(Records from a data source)
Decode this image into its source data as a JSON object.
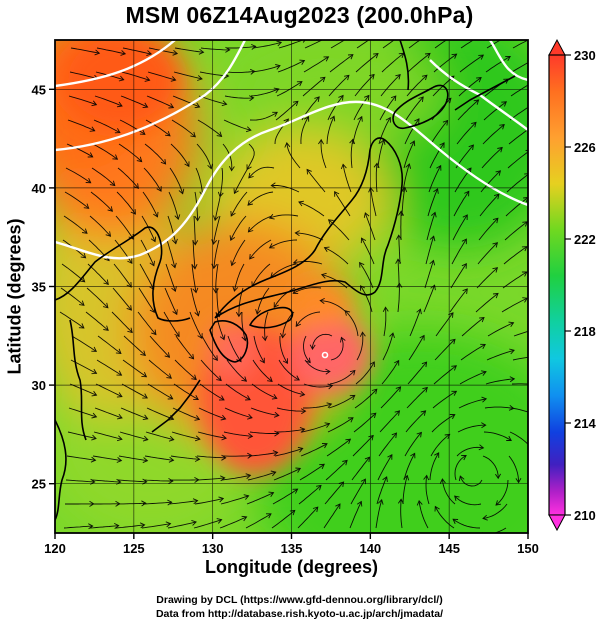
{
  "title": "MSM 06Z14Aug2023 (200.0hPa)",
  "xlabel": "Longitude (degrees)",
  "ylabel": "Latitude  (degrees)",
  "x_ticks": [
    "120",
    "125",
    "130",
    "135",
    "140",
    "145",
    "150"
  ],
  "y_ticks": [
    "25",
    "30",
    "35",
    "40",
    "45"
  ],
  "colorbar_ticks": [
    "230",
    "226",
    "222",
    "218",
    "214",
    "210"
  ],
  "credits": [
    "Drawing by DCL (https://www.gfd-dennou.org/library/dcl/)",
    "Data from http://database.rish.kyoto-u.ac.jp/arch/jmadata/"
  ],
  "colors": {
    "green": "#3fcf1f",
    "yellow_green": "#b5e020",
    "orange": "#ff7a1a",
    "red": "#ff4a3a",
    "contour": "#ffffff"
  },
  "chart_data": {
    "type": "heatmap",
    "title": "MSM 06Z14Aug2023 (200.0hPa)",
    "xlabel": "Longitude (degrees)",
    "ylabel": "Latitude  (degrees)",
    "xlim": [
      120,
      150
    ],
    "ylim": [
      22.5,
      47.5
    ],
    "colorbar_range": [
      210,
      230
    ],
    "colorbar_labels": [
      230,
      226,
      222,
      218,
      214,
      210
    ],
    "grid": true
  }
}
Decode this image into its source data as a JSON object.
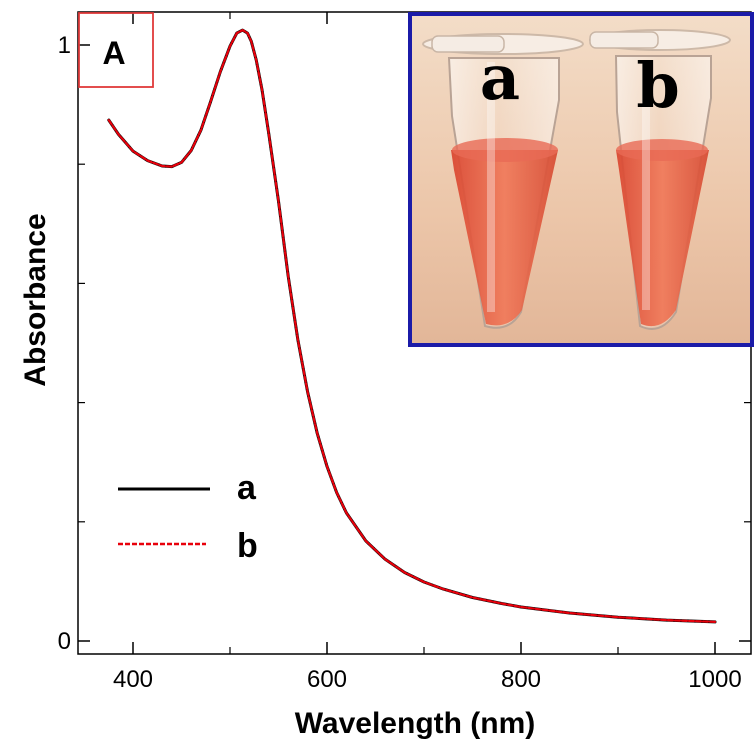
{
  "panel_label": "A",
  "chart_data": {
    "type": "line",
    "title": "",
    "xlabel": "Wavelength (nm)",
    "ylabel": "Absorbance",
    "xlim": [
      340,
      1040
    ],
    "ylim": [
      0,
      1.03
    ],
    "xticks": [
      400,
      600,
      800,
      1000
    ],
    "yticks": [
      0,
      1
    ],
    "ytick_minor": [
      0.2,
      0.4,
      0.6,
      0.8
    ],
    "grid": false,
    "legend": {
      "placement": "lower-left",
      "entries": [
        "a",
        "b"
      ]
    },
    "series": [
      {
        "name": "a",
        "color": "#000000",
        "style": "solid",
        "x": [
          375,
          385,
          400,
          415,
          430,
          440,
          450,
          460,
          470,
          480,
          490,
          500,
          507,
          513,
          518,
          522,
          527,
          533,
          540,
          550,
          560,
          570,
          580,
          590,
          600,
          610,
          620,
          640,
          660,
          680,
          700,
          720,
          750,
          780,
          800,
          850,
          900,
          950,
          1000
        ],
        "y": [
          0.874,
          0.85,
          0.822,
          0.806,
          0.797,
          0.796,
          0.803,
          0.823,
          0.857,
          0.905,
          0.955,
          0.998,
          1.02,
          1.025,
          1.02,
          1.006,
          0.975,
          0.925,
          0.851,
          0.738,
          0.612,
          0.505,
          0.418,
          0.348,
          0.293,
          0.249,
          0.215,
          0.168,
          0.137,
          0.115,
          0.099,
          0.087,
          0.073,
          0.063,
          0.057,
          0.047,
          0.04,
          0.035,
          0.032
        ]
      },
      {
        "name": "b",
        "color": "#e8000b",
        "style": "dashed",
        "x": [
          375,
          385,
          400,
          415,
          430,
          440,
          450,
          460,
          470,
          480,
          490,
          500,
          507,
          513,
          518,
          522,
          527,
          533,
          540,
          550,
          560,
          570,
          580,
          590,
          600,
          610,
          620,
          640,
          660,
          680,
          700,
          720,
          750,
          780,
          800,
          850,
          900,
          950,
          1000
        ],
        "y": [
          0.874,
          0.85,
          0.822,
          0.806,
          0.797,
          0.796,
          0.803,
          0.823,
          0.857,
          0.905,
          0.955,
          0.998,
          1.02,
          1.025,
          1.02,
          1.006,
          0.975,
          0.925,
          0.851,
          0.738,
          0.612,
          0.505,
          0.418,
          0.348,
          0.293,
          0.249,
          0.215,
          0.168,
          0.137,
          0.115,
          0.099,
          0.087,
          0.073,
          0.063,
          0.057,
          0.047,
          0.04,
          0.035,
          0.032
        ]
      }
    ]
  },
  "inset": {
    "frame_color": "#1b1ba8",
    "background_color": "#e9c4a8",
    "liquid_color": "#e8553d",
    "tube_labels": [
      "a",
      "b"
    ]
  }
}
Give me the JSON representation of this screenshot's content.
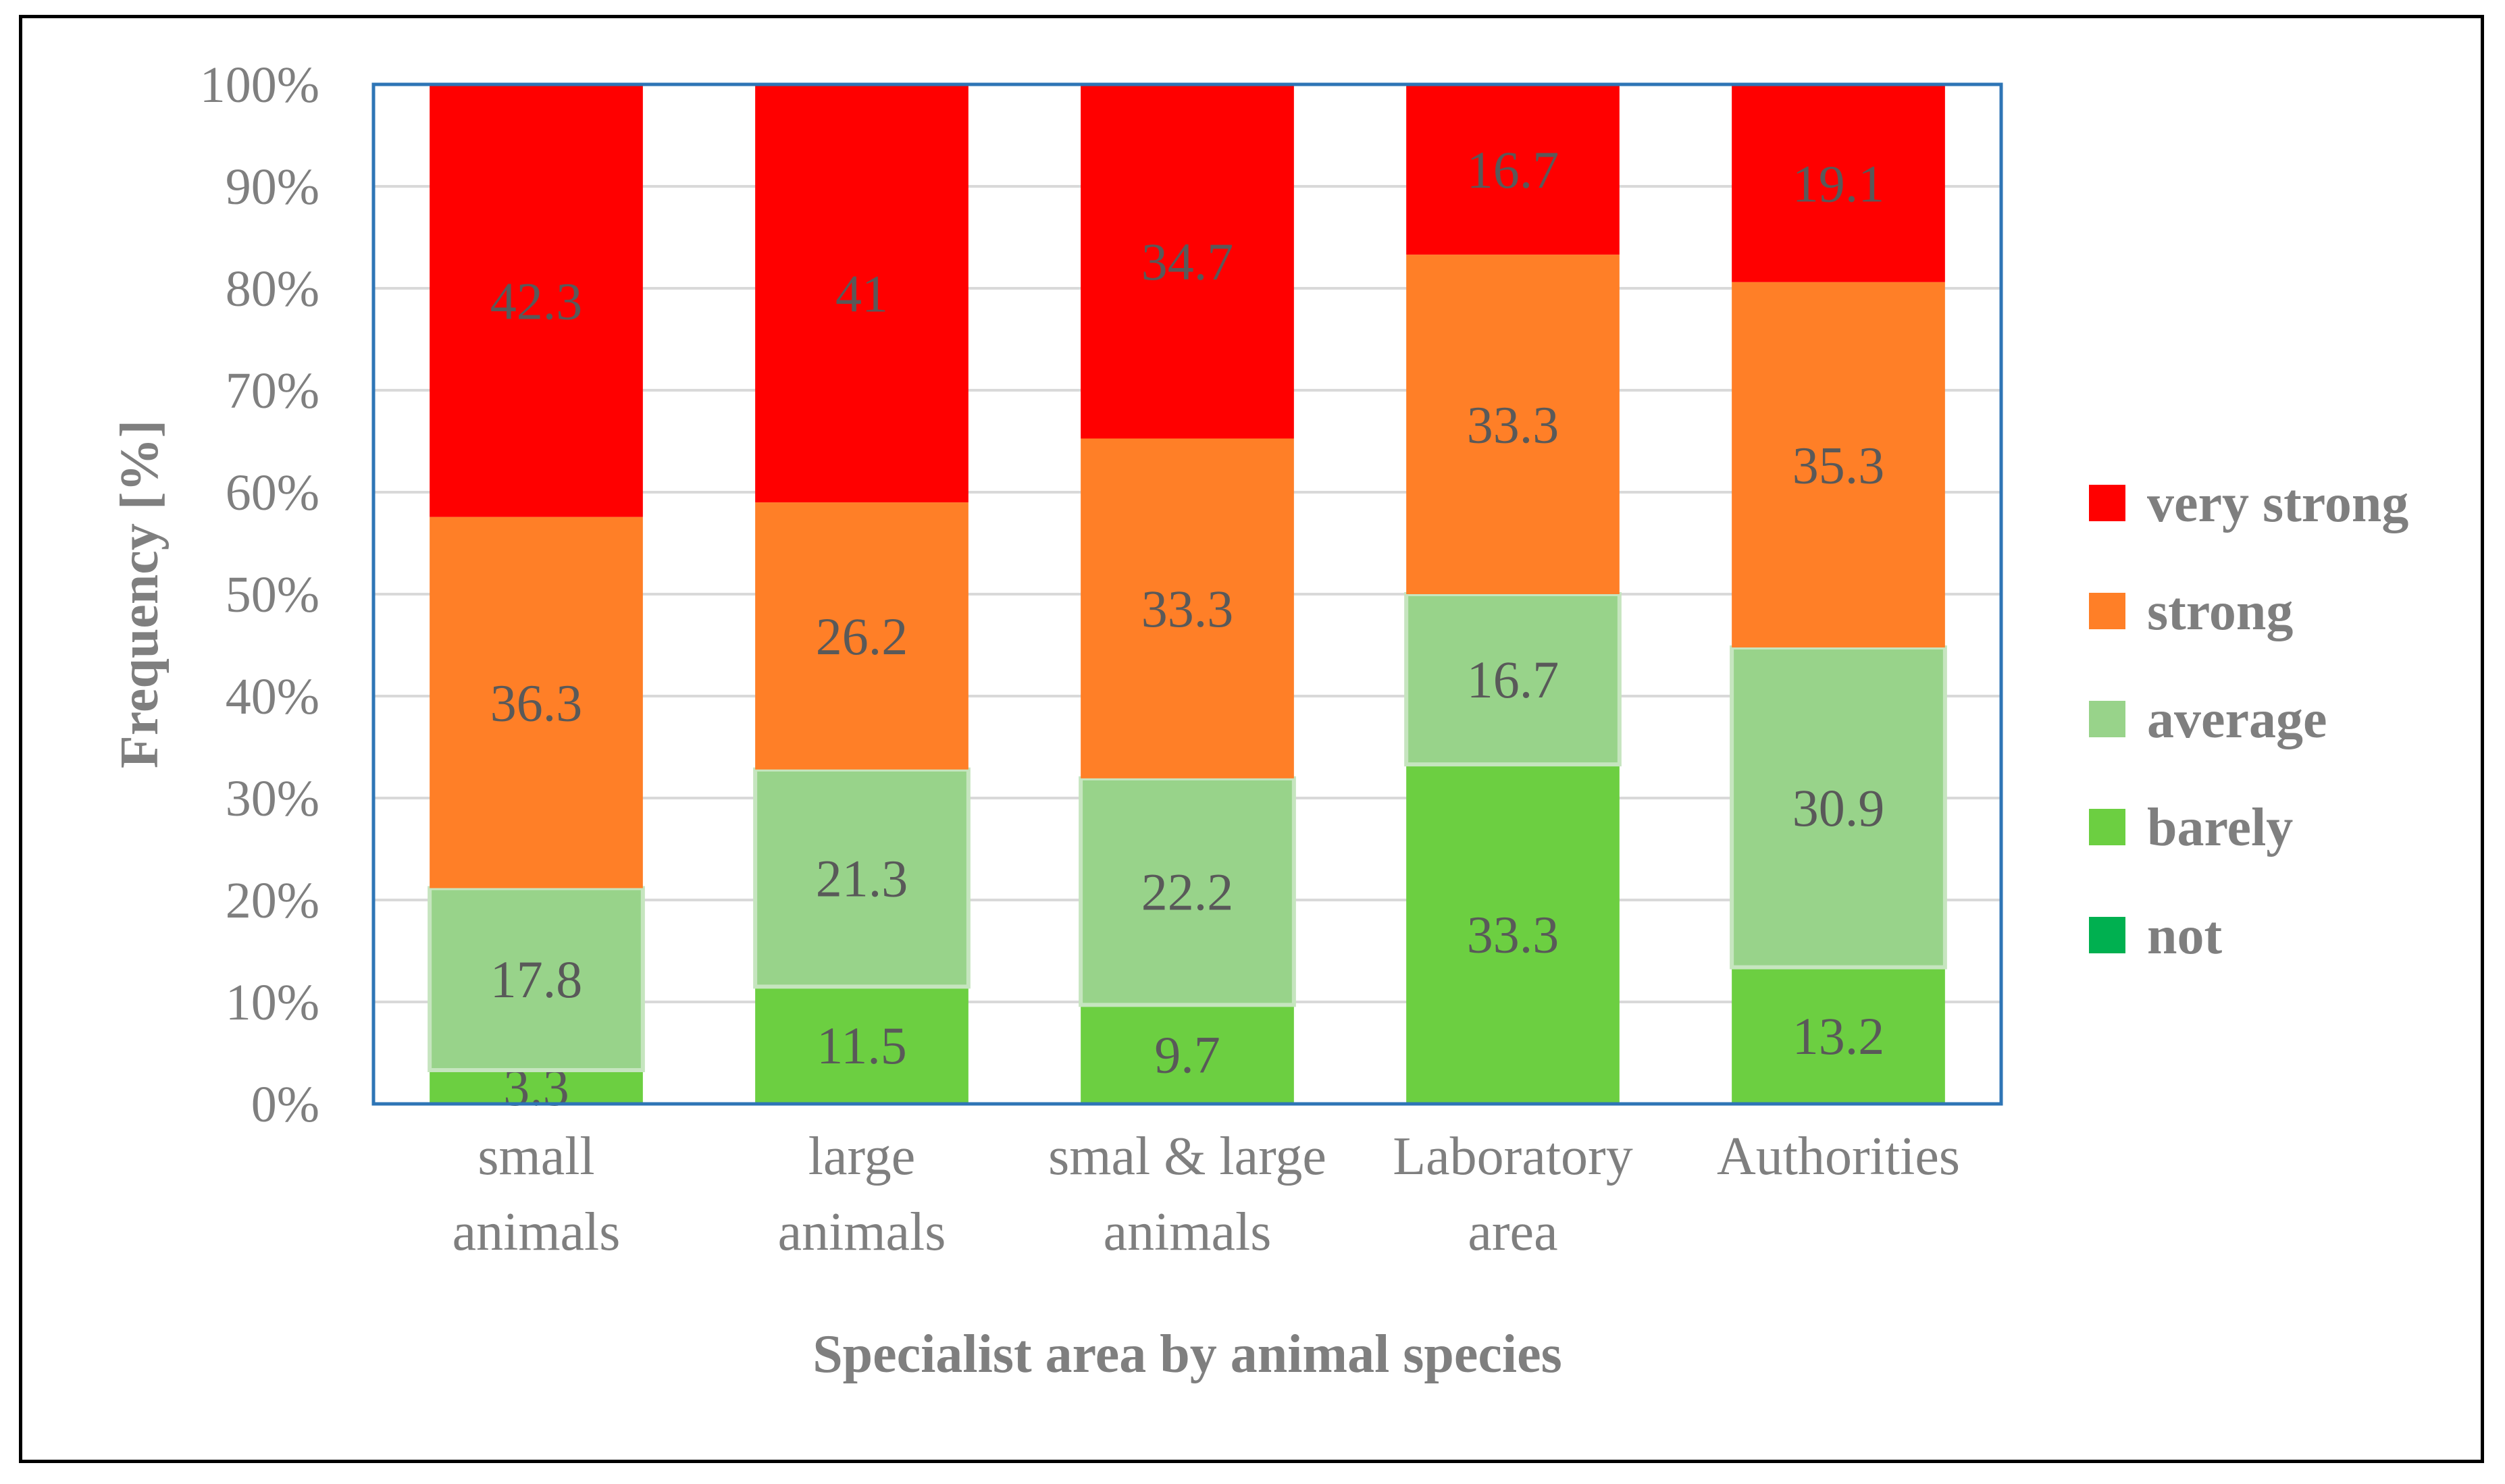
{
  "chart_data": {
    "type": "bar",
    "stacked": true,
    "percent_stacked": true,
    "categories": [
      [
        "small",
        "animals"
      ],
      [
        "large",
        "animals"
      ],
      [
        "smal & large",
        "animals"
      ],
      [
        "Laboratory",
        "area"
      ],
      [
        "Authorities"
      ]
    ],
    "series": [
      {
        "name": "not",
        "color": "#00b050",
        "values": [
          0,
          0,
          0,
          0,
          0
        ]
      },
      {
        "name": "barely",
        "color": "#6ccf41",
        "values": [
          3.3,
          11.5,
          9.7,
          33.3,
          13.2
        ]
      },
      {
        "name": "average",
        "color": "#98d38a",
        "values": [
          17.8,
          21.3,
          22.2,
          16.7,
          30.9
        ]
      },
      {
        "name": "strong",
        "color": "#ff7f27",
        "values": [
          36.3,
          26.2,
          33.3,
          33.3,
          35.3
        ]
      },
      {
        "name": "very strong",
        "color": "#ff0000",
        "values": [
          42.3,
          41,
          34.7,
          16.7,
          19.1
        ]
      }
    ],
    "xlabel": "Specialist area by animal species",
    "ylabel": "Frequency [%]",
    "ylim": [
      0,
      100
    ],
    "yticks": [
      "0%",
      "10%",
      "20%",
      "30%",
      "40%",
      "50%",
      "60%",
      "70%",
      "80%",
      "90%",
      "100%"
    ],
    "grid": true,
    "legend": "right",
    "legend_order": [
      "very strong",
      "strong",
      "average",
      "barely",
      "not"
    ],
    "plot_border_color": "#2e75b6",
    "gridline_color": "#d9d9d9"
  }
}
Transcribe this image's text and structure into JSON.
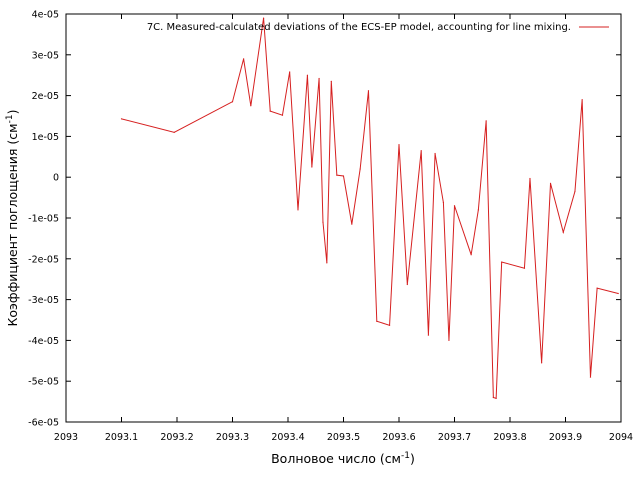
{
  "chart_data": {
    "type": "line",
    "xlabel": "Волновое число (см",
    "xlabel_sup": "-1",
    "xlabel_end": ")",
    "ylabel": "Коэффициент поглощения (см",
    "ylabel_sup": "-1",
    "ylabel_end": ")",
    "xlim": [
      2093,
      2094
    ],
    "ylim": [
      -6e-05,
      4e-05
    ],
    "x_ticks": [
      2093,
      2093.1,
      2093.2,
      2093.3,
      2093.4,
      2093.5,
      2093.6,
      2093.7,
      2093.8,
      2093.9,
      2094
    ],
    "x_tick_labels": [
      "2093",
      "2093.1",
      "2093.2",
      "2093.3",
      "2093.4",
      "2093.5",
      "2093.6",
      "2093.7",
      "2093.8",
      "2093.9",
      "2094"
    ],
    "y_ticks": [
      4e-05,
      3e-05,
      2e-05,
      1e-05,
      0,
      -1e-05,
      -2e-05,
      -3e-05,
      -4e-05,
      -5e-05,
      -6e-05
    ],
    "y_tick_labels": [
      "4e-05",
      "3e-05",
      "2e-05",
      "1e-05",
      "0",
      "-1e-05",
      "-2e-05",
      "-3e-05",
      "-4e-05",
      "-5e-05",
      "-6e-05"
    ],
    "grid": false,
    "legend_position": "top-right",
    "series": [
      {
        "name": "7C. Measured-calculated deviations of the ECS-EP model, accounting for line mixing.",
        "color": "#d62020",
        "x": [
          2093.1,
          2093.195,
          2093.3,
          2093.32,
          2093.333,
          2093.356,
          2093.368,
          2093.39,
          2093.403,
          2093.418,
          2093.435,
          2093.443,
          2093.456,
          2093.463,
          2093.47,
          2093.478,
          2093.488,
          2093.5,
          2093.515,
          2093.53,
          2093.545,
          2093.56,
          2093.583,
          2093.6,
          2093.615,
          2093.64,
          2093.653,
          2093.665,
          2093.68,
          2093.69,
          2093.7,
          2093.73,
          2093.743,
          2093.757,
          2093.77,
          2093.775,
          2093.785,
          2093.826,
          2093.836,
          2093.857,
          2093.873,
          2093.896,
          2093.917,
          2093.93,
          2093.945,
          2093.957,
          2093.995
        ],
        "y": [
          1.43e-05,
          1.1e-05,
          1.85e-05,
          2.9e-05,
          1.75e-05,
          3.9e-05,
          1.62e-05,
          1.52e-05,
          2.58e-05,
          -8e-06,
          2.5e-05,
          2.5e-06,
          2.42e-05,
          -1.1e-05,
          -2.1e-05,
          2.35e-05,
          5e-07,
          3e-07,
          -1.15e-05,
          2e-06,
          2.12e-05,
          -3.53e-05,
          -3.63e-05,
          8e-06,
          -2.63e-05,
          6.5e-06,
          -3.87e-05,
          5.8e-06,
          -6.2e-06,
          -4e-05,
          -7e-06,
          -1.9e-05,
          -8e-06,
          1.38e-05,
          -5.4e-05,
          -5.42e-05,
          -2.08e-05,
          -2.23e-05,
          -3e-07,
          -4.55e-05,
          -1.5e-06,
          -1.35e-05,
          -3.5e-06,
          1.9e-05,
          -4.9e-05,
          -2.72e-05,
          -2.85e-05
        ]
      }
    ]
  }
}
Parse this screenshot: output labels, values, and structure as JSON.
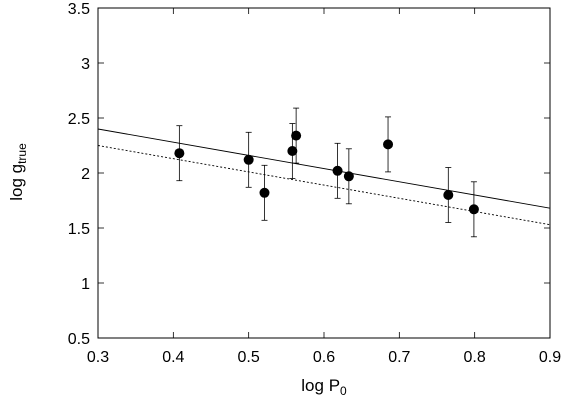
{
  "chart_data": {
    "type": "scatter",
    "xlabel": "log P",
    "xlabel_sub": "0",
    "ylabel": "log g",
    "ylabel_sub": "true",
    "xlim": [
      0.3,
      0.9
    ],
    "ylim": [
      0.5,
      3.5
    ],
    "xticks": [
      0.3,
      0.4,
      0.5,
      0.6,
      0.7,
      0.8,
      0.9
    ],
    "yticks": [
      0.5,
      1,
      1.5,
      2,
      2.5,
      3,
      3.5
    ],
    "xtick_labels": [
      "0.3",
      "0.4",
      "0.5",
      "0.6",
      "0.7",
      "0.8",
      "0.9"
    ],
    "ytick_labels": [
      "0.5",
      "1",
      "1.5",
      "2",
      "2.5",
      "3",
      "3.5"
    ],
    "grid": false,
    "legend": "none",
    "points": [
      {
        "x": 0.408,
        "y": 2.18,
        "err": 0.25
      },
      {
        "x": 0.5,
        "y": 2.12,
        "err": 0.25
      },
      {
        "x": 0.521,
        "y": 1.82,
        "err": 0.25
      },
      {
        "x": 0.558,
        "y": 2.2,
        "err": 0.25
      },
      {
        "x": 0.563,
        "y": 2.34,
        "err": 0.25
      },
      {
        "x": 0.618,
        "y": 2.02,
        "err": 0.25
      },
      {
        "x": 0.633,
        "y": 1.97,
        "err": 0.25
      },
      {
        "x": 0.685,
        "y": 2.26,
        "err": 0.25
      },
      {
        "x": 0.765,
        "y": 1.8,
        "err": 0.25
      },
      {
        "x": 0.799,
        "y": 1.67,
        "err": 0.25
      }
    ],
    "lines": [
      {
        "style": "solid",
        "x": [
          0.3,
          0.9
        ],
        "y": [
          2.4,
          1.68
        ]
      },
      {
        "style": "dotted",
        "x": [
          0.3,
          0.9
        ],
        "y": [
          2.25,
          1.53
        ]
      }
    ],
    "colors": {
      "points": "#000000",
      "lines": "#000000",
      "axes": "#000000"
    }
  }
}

• Task instructions: Write out every line from the entries where "structure" appears.

• Final answer:
Transcribe this image's text and structure into JSON.
Parse this screenshot: output labels, values, and structure as JSON.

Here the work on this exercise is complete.